> [Short task]: Examine the records and identify each line that includes the string "Total". Copy those lines.

■ ■ ■ ■ ■ ■ ■

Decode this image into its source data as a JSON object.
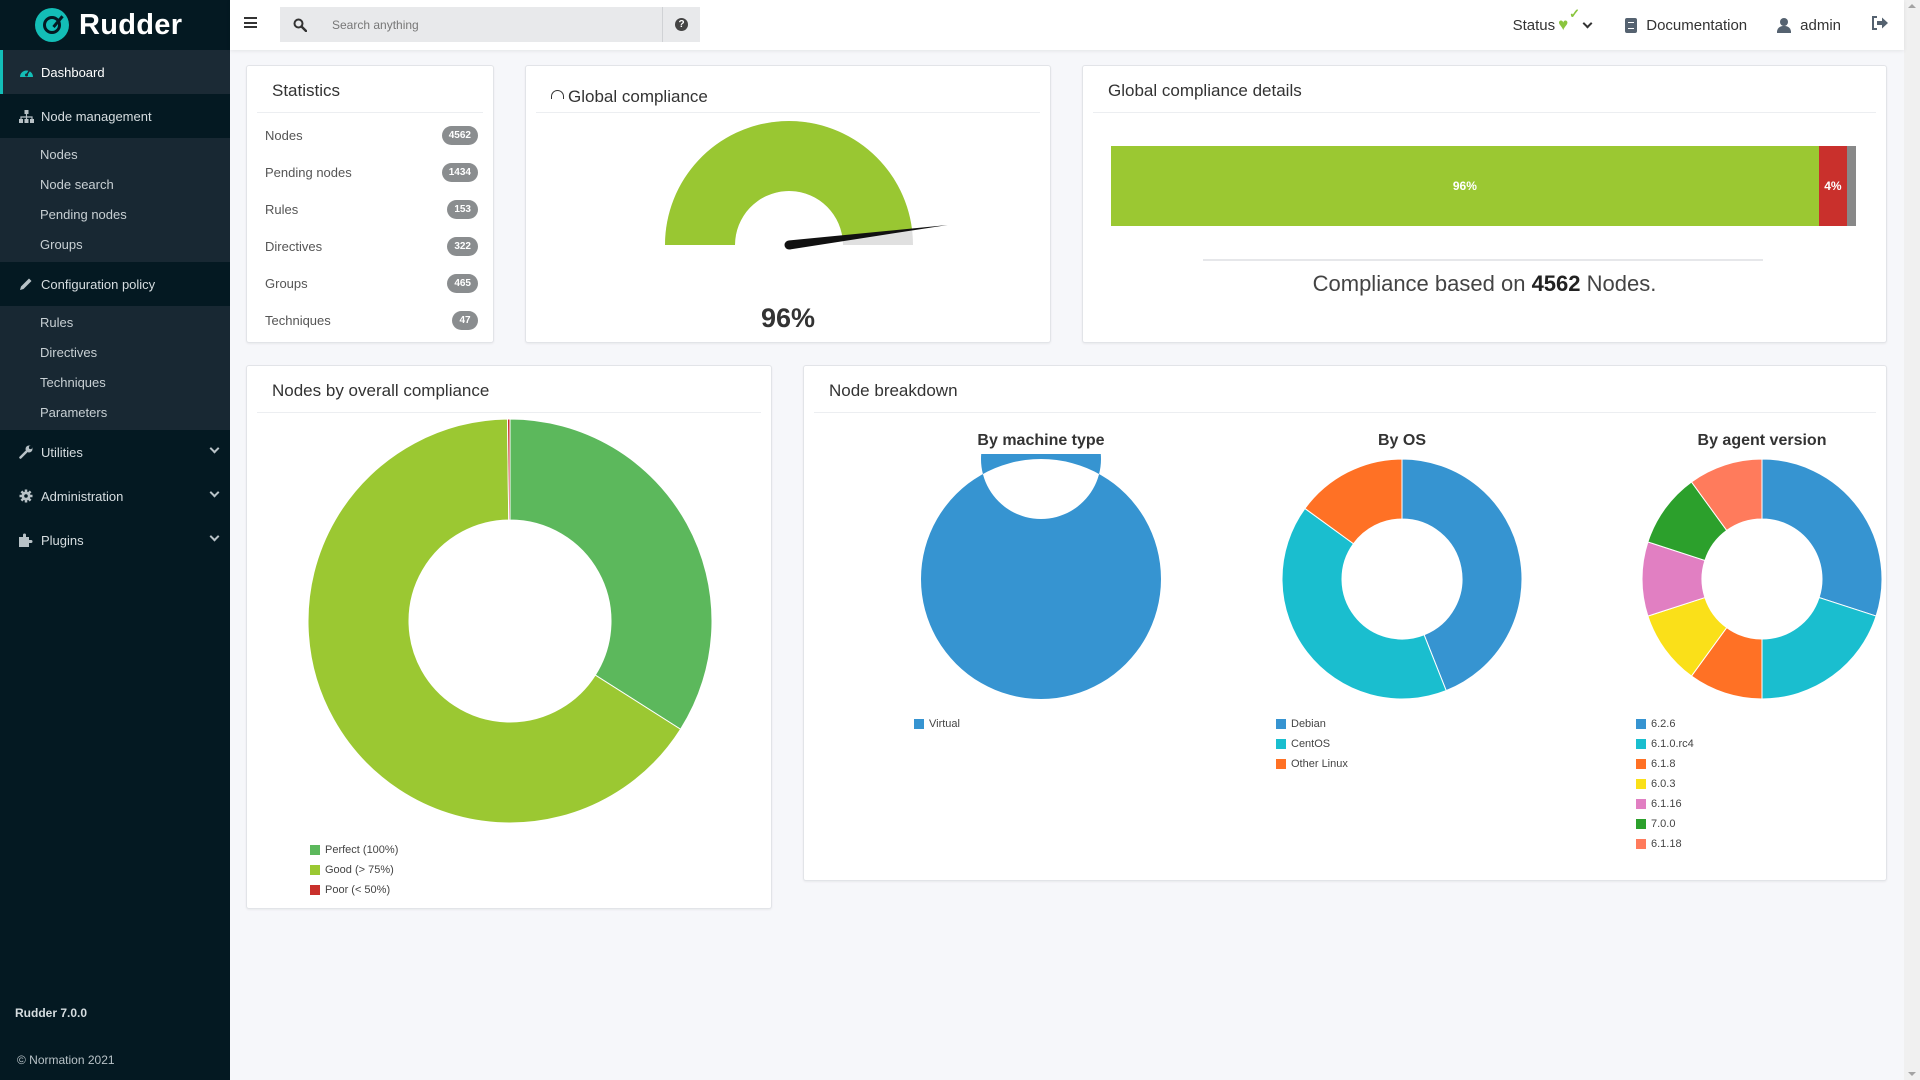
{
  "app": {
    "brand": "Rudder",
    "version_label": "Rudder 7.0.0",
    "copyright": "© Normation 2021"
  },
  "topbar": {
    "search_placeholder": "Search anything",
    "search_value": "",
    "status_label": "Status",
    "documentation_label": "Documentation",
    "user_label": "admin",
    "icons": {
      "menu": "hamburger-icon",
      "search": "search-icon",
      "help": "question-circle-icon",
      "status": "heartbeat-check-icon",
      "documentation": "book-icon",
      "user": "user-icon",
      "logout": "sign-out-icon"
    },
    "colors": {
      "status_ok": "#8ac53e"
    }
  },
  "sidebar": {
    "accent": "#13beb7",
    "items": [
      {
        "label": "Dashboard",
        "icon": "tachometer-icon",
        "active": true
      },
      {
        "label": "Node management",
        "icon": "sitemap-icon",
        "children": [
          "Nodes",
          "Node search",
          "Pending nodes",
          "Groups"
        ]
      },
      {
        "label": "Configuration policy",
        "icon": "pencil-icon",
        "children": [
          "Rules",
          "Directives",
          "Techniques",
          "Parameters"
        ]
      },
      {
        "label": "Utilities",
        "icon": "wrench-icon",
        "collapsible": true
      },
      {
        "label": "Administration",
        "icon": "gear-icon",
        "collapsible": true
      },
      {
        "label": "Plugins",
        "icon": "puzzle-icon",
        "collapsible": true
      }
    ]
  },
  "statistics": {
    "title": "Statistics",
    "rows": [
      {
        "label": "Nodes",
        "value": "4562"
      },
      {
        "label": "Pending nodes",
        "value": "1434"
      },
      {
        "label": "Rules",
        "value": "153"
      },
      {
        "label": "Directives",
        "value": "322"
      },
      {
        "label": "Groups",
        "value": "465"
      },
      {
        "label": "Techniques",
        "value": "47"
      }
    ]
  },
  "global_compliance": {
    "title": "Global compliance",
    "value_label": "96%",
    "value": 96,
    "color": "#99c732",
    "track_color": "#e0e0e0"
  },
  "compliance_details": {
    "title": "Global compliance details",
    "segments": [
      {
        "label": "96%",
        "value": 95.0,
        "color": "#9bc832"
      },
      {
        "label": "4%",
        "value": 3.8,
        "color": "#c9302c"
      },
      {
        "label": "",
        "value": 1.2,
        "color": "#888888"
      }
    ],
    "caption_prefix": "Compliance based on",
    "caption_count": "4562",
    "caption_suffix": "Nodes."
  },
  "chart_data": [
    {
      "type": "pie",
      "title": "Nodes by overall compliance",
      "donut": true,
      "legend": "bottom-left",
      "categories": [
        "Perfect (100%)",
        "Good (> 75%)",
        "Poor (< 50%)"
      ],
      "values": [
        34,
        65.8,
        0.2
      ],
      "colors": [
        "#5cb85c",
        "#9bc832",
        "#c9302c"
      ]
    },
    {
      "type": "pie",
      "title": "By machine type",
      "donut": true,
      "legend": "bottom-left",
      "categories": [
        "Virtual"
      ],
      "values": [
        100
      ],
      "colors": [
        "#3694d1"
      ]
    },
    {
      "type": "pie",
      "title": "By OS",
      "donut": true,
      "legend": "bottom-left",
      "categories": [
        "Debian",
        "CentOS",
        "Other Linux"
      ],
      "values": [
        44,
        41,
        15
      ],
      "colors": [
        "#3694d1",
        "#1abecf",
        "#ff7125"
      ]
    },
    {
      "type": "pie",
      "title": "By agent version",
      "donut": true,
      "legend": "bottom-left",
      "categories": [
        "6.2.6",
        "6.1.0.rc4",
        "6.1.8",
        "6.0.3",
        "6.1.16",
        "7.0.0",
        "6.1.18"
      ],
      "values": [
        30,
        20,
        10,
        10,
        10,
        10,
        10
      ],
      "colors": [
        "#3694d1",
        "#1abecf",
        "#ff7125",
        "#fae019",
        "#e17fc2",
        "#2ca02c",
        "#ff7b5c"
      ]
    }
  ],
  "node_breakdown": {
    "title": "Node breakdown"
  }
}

■ ■ ■ ■ ■ ■ ■

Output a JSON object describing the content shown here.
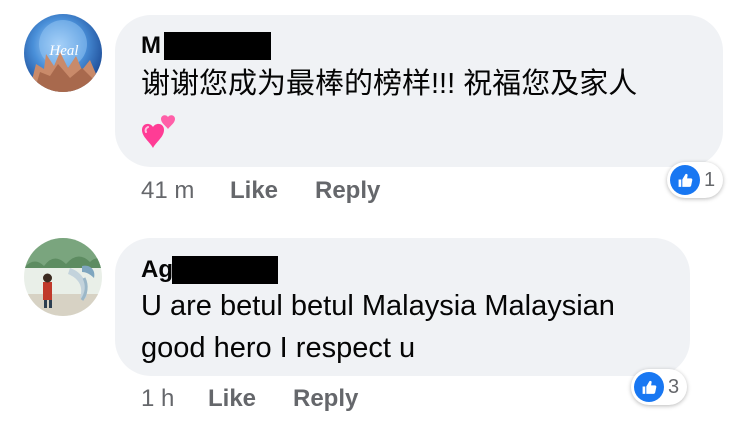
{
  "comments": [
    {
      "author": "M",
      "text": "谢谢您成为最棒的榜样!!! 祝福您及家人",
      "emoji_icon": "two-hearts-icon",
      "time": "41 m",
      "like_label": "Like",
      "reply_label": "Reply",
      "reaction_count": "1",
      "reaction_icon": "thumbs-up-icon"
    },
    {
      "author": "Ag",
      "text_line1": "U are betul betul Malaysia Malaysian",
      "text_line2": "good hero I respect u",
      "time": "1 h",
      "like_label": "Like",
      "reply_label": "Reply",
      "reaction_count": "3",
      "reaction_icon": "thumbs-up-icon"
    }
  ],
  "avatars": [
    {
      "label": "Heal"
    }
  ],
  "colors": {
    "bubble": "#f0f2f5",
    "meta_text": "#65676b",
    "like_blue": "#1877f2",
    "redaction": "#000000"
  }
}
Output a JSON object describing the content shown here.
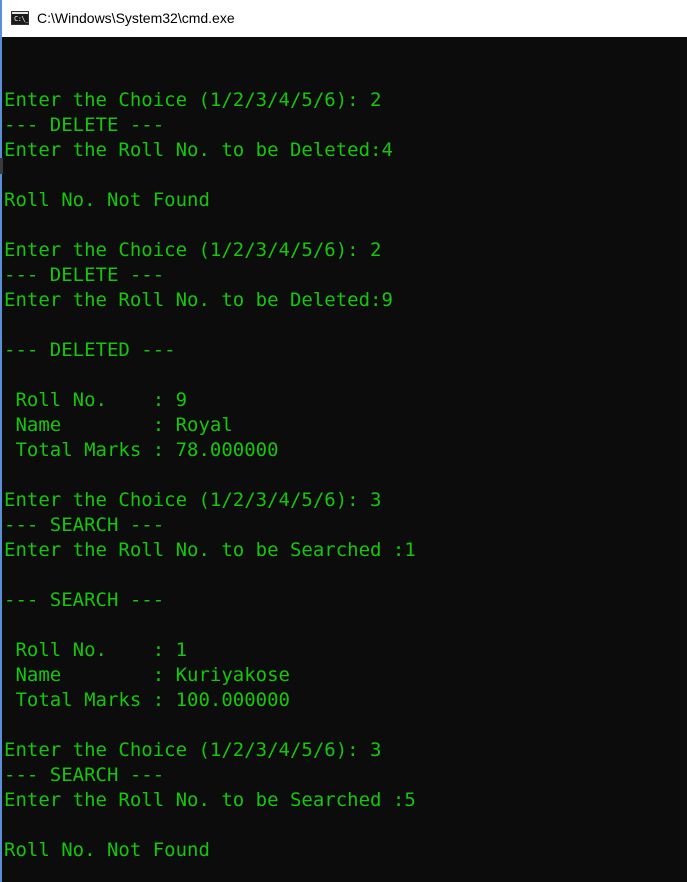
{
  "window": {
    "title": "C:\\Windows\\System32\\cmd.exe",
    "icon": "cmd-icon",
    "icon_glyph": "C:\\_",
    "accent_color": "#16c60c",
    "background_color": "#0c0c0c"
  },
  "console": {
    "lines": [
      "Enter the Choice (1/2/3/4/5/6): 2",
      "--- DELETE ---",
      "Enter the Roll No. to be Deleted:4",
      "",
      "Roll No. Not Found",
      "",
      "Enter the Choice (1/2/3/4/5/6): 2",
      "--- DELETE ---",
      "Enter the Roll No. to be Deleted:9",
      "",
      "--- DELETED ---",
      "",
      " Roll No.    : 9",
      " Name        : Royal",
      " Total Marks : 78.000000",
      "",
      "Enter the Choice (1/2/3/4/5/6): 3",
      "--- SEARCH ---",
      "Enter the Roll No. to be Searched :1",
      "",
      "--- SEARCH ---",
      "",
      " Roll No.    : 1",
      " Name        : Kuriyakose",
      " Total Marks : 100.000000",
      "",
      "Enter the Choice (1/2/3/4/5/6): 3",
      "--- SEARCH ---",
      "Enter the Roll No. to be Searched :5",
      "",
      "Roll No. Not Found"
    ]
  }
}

■ ■ ■ ■ ■ ■ ■

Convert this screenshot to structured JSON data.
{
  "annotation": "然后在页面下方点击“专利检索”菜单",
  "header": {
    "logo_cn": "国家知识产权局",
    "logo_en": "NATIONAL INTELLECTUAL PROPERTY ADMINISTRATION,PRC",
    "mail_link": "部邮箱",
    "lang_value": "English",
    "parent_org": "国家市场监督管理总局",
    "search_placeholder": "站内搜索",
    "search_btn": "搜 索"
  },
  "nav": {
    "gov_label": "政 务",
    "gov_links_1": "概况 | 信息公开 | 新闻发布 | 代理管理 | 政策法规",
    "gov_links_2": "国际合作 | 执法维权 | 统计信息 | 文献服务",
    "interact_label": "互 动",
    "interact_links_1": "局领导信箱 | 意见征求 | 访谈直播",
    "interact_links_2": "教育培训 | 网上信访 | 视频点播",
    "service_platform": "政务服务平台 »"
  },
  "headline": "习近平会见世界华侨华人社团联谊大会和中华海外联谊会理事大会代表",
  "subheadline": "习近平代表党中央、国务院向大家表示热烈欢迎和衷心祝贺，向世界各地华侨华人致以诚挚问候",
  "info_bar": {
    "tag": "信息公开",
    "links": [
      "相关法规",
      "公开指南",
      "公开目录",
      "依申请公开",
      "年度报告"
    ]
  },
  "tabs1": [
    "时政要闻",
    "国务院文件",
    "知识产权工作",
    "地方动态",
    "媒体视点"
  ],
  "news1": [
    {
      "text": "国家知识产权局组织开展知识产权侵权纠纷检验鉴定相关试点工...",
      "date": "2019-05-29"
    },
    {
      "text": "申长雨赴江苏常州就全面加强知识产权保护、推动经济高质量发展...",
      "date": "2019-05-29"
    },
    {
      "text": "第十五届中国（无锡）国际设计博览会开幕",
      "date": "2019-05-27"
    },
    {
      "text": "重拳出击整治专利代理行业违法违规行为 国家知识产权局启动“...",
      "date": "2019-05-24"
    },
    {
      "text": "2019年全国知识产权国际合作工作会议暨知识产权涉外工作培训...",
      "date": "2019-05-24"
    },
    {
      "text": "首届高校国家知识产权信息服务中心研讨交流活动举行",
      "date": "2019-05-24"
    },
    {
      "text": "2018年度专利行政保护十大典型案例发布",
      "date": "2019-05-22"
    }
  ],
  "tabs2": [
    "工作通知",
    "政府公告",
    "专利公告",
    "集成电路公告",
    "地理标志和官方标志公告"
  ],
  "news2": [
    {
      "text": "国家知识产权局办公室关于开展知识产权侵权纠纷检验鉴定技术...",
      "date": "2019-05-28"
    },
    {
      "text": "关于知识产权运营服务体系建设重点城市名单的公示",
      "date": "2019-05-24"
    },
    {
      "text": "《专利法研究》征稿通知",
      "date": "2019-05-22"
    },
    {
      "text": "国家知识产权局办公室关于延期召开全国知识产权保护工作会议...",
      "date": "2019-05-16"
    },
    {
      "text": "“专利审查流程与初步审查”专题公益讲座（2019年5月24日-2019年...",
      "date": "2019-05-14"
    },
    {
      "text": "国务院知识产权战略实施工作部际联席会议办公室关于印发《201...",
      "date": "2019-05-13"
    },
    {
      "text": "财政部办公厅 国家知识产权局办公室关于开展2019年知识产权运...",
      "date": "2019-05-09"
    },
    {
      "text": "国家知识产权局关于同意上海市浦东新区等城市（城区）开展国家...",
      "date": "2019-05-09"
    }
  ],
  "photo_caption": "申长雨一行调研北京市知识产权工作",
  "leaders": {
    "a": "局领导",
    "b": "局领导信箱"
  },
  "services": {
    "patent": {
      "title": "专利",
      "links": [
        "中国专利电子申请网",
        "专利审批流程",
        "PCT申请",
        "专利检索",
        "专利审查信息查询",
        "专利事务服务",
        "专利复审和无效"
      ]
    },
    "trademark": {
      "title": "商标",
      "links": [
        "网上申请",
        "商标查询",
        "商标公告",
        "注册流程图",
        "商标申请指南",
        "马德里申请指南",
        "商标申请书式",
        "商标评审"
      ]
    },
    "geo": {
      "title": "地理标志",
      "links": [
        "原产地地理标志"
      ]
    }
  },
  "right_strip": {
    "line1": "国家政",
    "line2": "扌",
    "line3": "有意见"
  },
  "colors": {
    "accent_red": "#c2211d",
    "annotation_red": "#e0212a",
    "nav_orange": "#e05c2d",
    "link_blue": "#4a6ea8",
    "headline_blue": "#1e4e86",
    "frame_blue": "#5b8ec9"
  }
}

■ ■ ■ ■ ■ ■ ■

> [Final result]:
      " Total Marks : 78.000000",
      " Total Marks : 100.000000",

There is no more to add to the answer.